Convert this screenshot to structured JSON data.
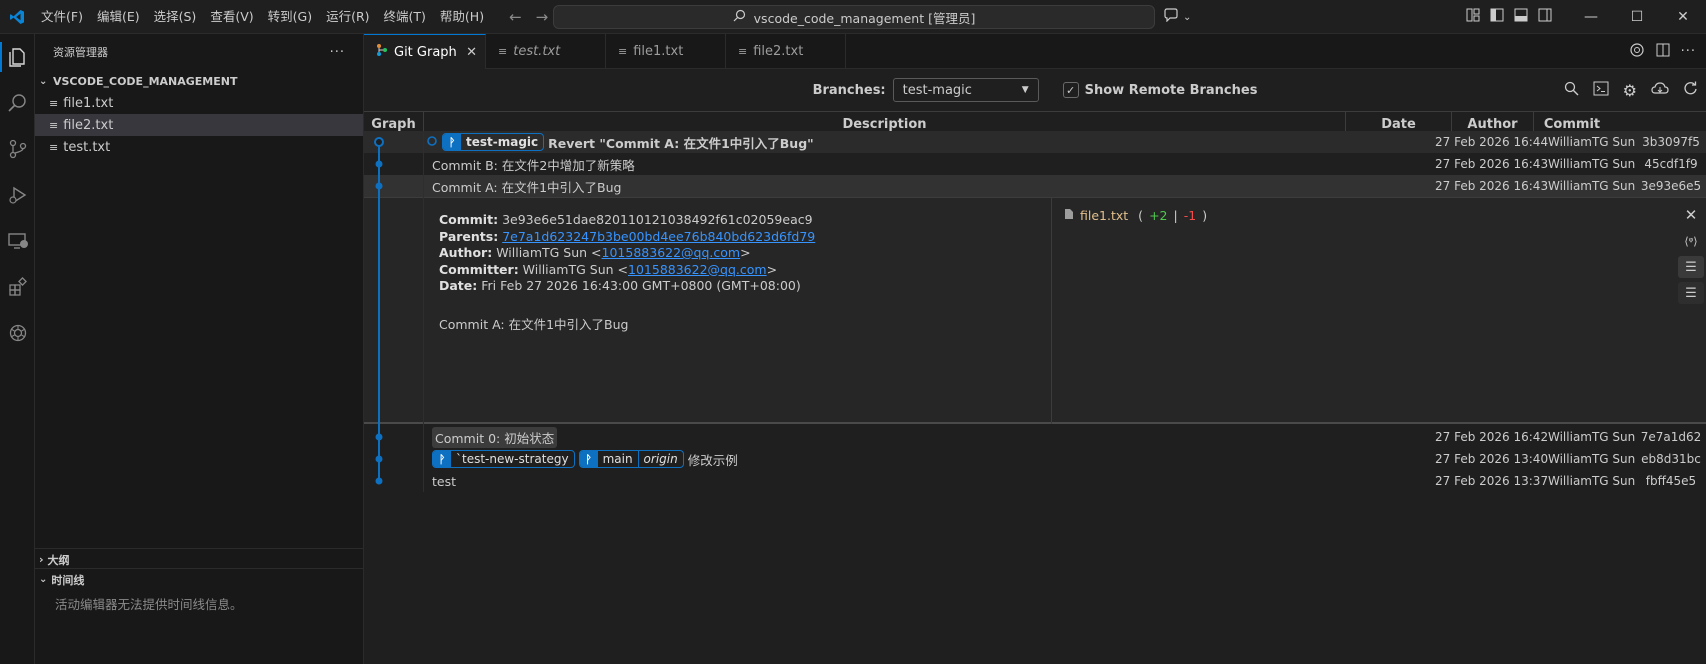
{
  "menu": [
    "文件(F)",
    "编辑(E)",
    "选择(S)",
    "查看(V)",
    "转到(G)",
    "运行(R)",
    "终端(T)",
    "帮助(H)"
  ],
  "command_center": "vscode_code_management [管理员]",
  "sidebar": {
    "title": "资源管理器",
    "folder": "VSCODE_CODE_MANAGEMENT",
    "files": [
      "file1.txt",
      "file2.txt",
      "test.txt"
    ],
    "outline": "大纲",
    "timeline": "时间线",
    "timeline_note": "活动编辑器无法提供时间线信息。"
  },
  "tabs": [
    {
      "label": "Git Graph"
    },
    {
      "label": "test.txt"
    },
    {
      "label": "file1.txt"
    },
    {
      "label": "file2.txt"
    }
  ],
  "controls": {
    "branches_label": "Branches:",
    "branch_value": "test-magic",
    "remote_label": "Show Remote Branches"
  },
  "columns": {
    "graph": "Graph",
    "description": "Description",
    "date": "Date",
    "author": "Author",
    "commit": "Commit"
  },
  "commits": [
    {
      "description": "Revert \"Commit A: 在文件1中引入了Bug\"",
      "date": "27 Feb 2026 16:44",
      "author": "WilliamTG Sun",
      "hash": "3b3097f5"
    },
    {
      "description": "Commit B: 在文件2中增加了新策略",
      "date": "27 Feb 2026 16:43",
      "author": "WilliamTG Sun",
      "hash": "45cdf1f9"
    },
    {
      "description": "Commit A: 在文件1中引入了Bug",
      "date": "27 Feb 2026 16:43",
      "author": "WilliamTG Sun",
      "hash": "3e93e6e5"
    },
    {
      "description": "Commit 0: 初始状态",
      "date": "27 Feb 2026 16:42",
      "author": "WilliamTG Sun",
      "hash": "7e7a1d62"
    },
    {
      "description": "修改示例",
      "date": "27 Feb 2026 13:40",
      "author": "WilliamTG Sun",
      "hash": "eb8d31bc"
    },
    {
      "description": "test",
      "date": "27 Feb 2026 13:37",
      "author": "WilliamTG Sun",
      "hash": "fbff45e5"
    }
  ],
  "refs": {
    "head_branch": "test-magic",
    "strategy_branch": "`test-new-strategy",
    "main_branch": "main",
    "origin": "origin"
  },
  "details": {
    "commit_label": "Commit:",
    "commit_value": "3e93e6e51dae820110121038492f61c02059eac9",
    "parents_label": "Parents:",
    "parents_value": "7e7a1d623247b3be00bd4ee76b840bd623d6fd79",
    "author_label": "Author:",
    "author_name": "WilliamTG Sun <",
    "author_email": "1015883622@qq.com",
    "author_end": ">",
    "committer_label": "Committer:",
    "committer_name": "WilliamTG Sun <",
    "committer_email": "1015883622@qq.com",
    "committer_end": ">",
    "date_label": "Date:",
    "date_value": "Fri Feb 27 2026 16:43:00 GMT+0800 (GMT+08:00)",
    "message": "Commit A: 在文件1中引入了Bug",
    "file": "file1.txt",
    "diff_open": "(",
    "additions": "+2",
    "sep": "|",
    "deletions": "-1",
    "diff_close": ")"
  },
  "colors": {
    "accent": "#0078d4",
    "graph": "#0e70c0",
    "add": "#4ec94e",
    "del": "#f14c4c",
    "file": "#e2c08d"
  }
}
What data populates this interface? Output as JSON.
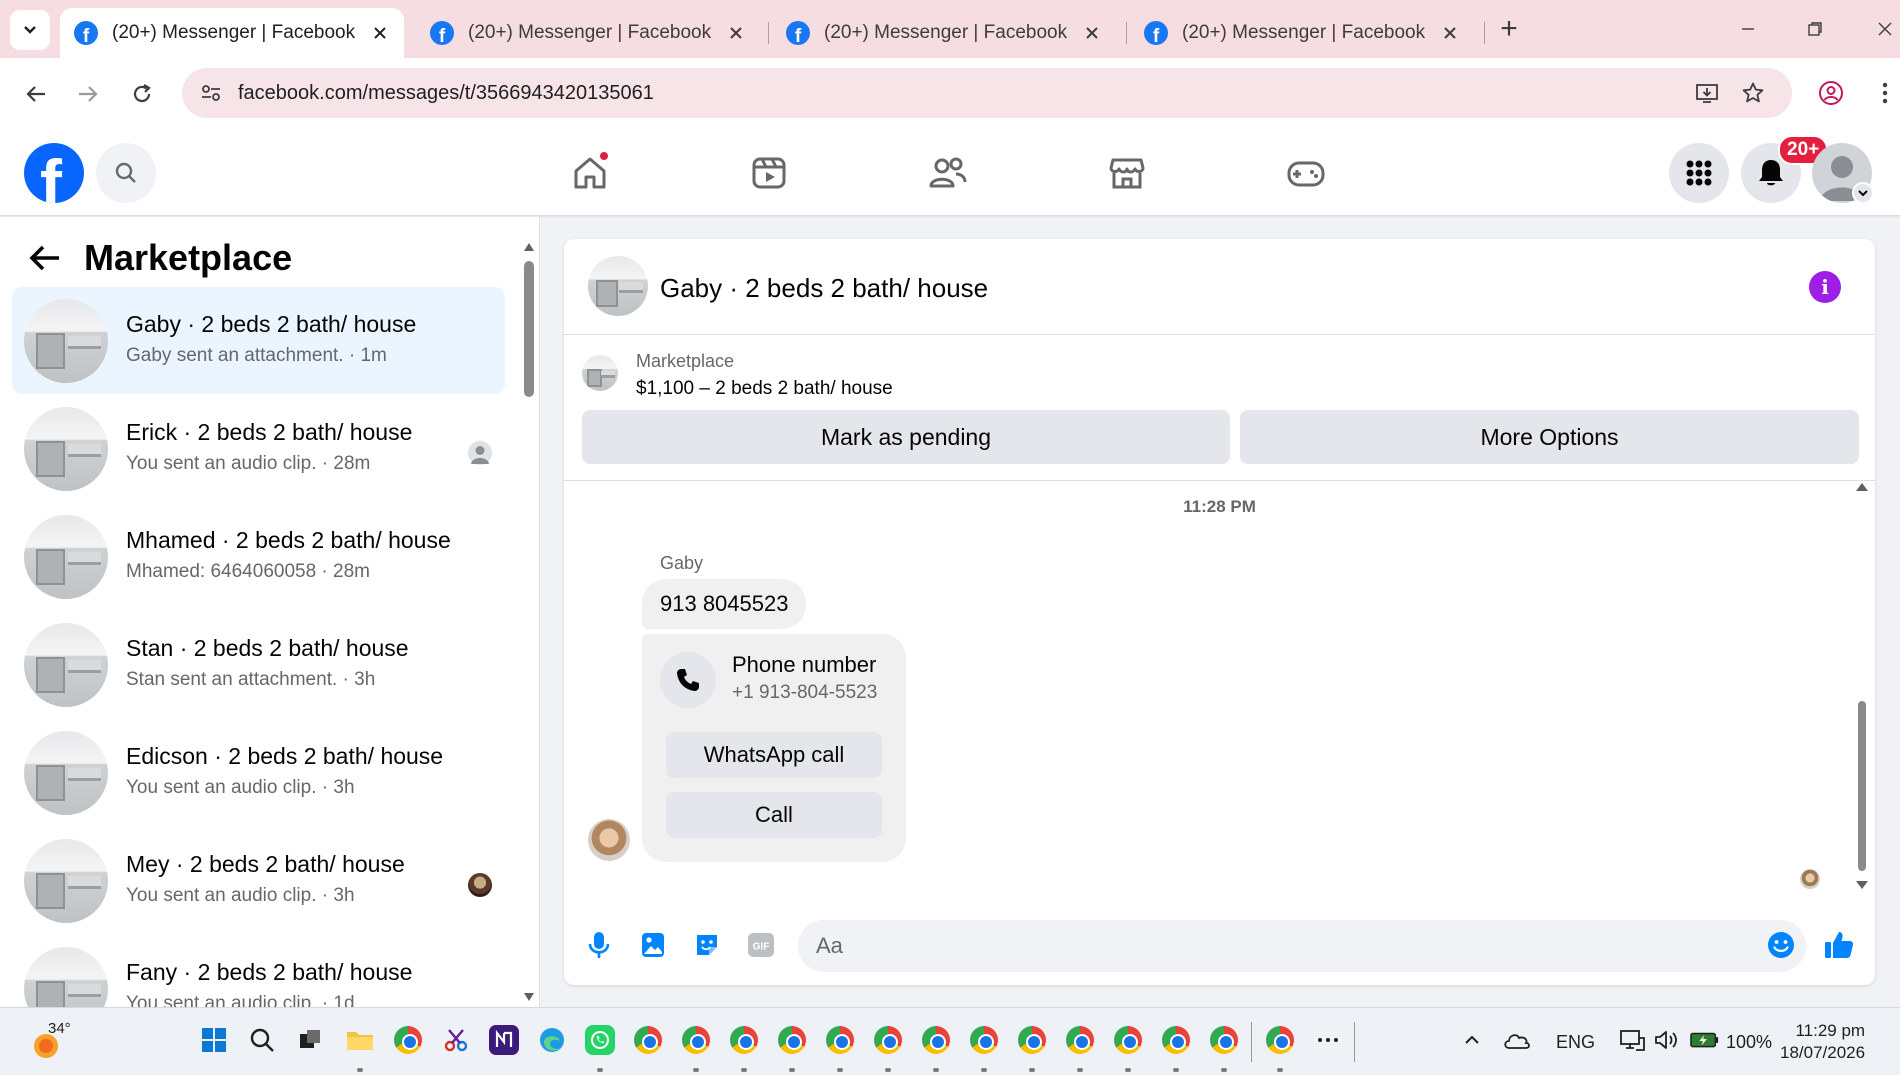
{
  "browser": {
    "tabs": [
      {
        "title": "(20+) Messenger | Facebook",
        "active": true
      },
      {
        "title": "(20+) Messenger | Facebook",
        "active": false
      },
      {
        "title": "(20+) Messenger | Facebook",
        "active": false
      },
      {
        "title": "(20+) Messenger | Facebook",
        "active": false
      }
    ],
    "favicon_letter": "f",
    "new_tab_label": "+",
    "url": "facebook.com/messages/t/3566943420135061"
  },
  "facebook": {
    "logo_letter": "f",
    "notification_badge": "20+"
  },
  "sidebar": {
    "title": "Marketplace",
    "conversations": [
      {
        "name": "Gaby · 2 beds 2 bath/ house",
        "snippet": "Gaby sent an attachment. · 1m",
        "active": true,
        "seen": "none"
      },
      {
        "name": "Erick · 2 beds 2 bath/ house",
        "snippet": "You sent an audio clip. · 28m",
        "active": false,
        "seen": "default-avatar"
      },
      {
        "name": "Mhamed · 2 beds 2 bath/ house",
        "snippet": "Mhamed: 6464060058 · 28m",
        "active": false,
        "seen": "none"
      },
      {
        "name": "Stan · 2 beds 2 bath/ house",
        "snippet": "Stan sent an attachment. · 3h",
        "active": false,
        "seen": "none"
      },
      {
        "name": "Edicson · 2 beds 2 bath/ house",
        "snippet": "You sent an audio clip. · 3h",
        "active": false,
        "seen": "none"
      },
      {
        "name": "Mey · 2 beds 2 bath/ house",
        "snippet": "You sent an audio clip. · 3h",
        "active": false,
        "seen": "photo-avatar"
      },
      {
        "name": "Fany · 2 beds 2 bath/ house",
        "snippet": "You sent an audio clip. · 1d",
        "active": false,
        "seen": "none"
      }
    ]
  },
  "chat": {
    "title": "Gaby · 2 beds 2 bath/ house",
    "info_label": "i",
    "marketplace": {
      "label": "Marketplace",
      "listing": "$1,100 – 2 beds 2 bath/ house",
      "mark_pending": "Mark as pending",
      "more_options": "More Options"
    },
    "timestamp": "11:28 PM",
    "sender": "Gaby",
    "message": "913 8045523",
    "phone_card": {
      "title": "Phone number",
      "number": "+1 913-804-5523",
      "whatsapp": "WhatsApp call",
      "call": "Call"
    },
    "composer": {
      "placeholder": "Aa",
      "gif_label": "GIF"
    }
  },
  "taskbar": {
    "temperature": "34°",
    "language": "ENG",
    "battery": "100%",
    "time": "11:29 pm",
    "date": "18/07/2026"
  },
  "colors": {
    "facebook_blue": "#0866ff",
    "messenger_blue": "#0084ff",
    "badge_red": "#e41e3f",
    "info_purple": "#9d1fe6",
    "tab_strip": "#f6dde2",
    "active_conversation": "#ebf5ff"
  }
}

.....

Pictures are to be left out; repeat all the remaining data exactly.

Convert this screenshot to structured JSON data.
{
  "menu": [
    "文件(F)",
    "编辑(E)",
    "选择(S)",
    "查看(V)",
    "转到(G)",
    "运行(R)",
    "终端(T)",
    "帮助(H)"
  ],
  "command_center": "vscode_code_management [管理员]",
  "sidebar": {
    "title": "资源管理器",
    "folder": "VSCODE_CODE_MANAGEMENT",
    "files": [
      "file1.txt",
      "file2.txt",
      "test.txt"
    ],
    "outline": "大纲",
    "timeline": "时间线",
    "timeline_note": "活动编辑器无法提供时间线信息。"
  },
  "tabs": [
    {
      "label": "Git Graph"
    },
    {
      "label": "test.txt"
    },
    {
      "label": "file1.txt"
    },
    {
      "label": "file2.txt"
    }
  ],
  "controls": {
    "branches_label": "Branches:",
    "branch_value": "test-magic",
    "remote_label": "Show Remote Branches"
  },
  "columns": {
    "graph": "Graph",
    "description": "Description",
    "date": "Date",
    "author": "Author",
    "commit": "Commit"
  },
  "commits": [
    {
      "description": "Revert \"Commit A: 在文件1中引入了Bug\"",
      "date": "27 Feb 2026 16:44",
      "author": "WilliamTG Sun",
      "hash": "3b3097f5"
    },
    {
      "description": "Commit B: 在文件2中增加了新策略",
      "date": "27 Feb 2026 16:43",
      "author": "WilliamTG Sun",
      "hash": "45cdf1f9"
    },
    {
      "description": "Commit A: 在文件1中引入了Bug",
      "date": "27 Feb 2026 16:43",
      "author": "WilliamTG Sun",
      "hash": "3e93e6e5"
    },
    {
      "description": "Commit 0: 初始状态",
      "date": "27 Feb 2026 16:42",
      "author": "WilliamTG Sun",
      "hash": "7e7a1d62"
    },
    {
      "description": "修改示例",
      "date": "27 Feb 2026 13:40",
      "author": "WilliamTG Sun",
      "hash": "eb8d31bc"
    },
    {
      "description": "test",
      "date": "27 Feb 2026 13:37",
      "author": "WilliamTG Sun",
      "hash": "fbff45e5"
    }
  ],
  "refs": {
    "head_branch": "test-magic",
    "strategy_branch": "`test-new-strategy",
    "main_branch": "main",
    "origin": "origin"
  },
  "details": {
    "commit_label": "Commit:",
    "commit_value": "3e93e6e51dae820110121038492f61c02059eac9",
    "parents_label": "Parents:",
    "parents_value": "7e7a1d623247b3be00bd4ee76b840bd623d6fd79",
    "author_label": "Author:",
    "author_name": "WilliamTG Sun <",
    "author_email": "1015883622@qq.com",
    "author_end": ">",
    "committer_label": "Committer:",
    "committer_name": "WilliamTG Sun <",
    "committer_email": "1015883622@qq.com",
    "committer_end": ">",
    "date_label": "Date:",
    "date_value": "Fri Feb 27 2026 16:43:00 GMT+0800 (GMT+08:00)",
    "message": "Commit A: 在文件1中引入了Bug",
    "file": "file1.txt",
    "diff_open": "(",
    "additions": "+2",
    "sep": "|",
    "deletions": "-1",
    "diff_close": ")"
  },
  "colors": {
    "accent": "#0078d4",
    "graph": "#0e70c0",
    "add": "#4ec94e",
    "del": "#f14c4c",
    "file": "#e2c08d"
  }
}
What data populates this interface? Output as JSON.
{
  "browser": {
    "tabs": [
      {
        "title": "(20+) Messenger | Facebook",
        "active": true
      },
      {
        "title": "(20+) Messenger | Facebook",
        "active": false
      },
      {
        "title": "(20+) Messenger | Facebook",
        "active": false
      },
      {
        "title": "(20+) Messenger | Facebook",
        "active": false
      }
    ],
    "favicon_letter": "f",
    "new_tab_label": "+",
    "url": "facebook.com/messages/t/3566943420135061"
  },
  "facebook": {
    "logo_letter": "f",
    "notification_badge": "20+"
  },
  "sidebar": {
    "title": "Marketplace",
    "conversations": [
      {
        "name": "Gaby · 2 beds 2 bath/ house",
        "snippet": "Gaby sent an attachment. · 1m",
        "active": true,
        "seen": "none"
      },
      {
        "name": "Erick · 2 beds 2 bath/ house",
        "snippet": "You sent an audio clip. · 28m",
        "active": false,
        "seen": "default-avatar"
      },
      {
        "name": "Mhamed · 2 beds 2 bath/ house",
        "snippet": "Mhamed: 6464060058 · 28m",
        "active": false,
        "seen": "none"
      },
      {
        "name": "Stan · 2 beds 2 bath/ house",
        "snippet": "Stan sent an attachment. · 3h",
        "active": false,
        "seen": "none"
      },
      {
        "name": "Edicson · 2 beds 2 bath/ house",
        "snippet": "You sent an audio clip. · 3h",
        "active": false,
        "seen": "none"
      },
      {
        "name": "Mey · 2 beds 2 bath/ house",
        "snippet": "You sent an audio clip. · 3h",
        "active": false,
        "seen": "photo-avatar"
      },
      {
        "name": "Fany · 2 beds 2 bath/ house",
        "snippet": "You sent an audio clip. · 1d",
        "active": false,
        "seen": "none"
      }
    ]
  },
  "chat": {
    "title": "Gaby · 2 beds 2 bath/ house",
    "info_label": "i",
    "marketplace": {
      "label": "Marketplace",
      "listing": "$1,100 – 2 beds 2 bath/ house",
      "mark_pending": "Mark as pending",
      "more_options": "More Options"
    },
    "timestamp": "11:28 PM",
    "sender": "Gaby",
    "message": "913 8045523",
    "phone_card": {
      "title": "Phone number",
      "number": "+1 913-804-5523",
      "whatsapp": "WhatsApp call",
      "call": "Call"
    },
    "composer": {
      "placeholder": "Aa",
      "gif_label": "GIF"
    }
  },
  "taskbar": {
    "temperature": "34°",
    "language": "ENG",
    "battery": "100%",
    "time": "11:29 pm",
    "date": "18/07/2026"
  },
  "colors": {
    "facebook_blue": "#0866ff",
    "messenger_blue": "#0084ff",
    "badge_red": "#e41e3f",
    "info_purple": "#9d1fe6",
    "tab_strip": "#f6dde2",
    "active_conversation": "#ebf5ff"
  }
}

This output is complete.